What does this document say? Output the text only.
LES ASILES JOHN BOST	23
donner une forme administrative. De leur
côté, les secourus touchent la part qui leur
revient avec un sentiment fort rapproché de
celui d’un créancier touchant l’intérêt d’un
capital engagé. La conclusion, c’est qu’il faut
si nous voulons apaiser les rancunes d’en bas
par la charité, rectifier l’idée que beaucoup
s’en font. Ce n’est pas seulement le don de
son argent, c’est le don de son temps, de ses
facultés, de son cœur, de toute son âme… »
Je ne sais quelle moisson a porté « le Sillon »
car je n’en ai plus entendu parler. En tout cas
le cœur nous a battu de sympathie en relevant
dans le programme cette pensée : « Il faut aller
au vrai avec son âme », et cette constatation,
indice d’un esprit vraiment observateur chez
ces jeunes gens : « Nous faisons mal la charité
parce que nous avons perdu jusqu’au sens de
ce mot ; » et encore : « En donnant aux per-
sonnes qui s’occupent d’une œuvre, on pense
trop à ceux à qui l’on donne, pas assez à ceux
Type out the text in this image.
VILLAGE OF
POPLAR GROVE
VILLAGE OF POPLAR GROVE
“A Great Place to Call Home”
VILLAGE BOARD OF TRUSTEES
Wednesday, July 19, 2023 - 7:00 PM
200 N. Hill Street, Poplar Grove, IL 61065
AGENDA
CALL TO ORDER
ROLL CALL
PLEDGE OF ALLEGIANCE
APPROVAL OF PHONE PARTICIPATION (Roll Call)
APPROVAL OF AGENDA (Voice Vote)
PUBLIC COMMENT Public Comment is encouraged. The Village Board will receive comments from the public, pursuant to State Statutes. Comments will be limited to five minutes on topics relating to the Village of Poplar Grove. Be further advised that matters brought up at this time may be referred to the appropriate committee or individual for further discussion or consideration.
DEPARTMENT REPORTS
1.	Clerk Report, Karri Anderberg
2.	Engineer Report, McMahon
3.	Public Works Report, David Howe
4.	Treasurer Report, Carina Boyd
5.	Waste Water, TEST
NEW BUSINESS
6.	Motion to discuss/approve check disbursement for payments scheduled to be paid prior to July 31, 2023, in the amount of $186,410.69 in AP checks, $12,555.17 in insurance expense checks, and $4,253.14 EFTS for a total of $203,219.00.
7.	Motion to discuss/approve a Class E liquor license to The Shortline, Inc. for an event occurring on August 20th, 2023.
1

--------------------------------------------------

• [Task to complete]: Identify all lines where the word "leur" shows up. Copy them.

• [Response to the task]:
donner une forme administrative. De leur
côté, les secourus touchent la part qui leur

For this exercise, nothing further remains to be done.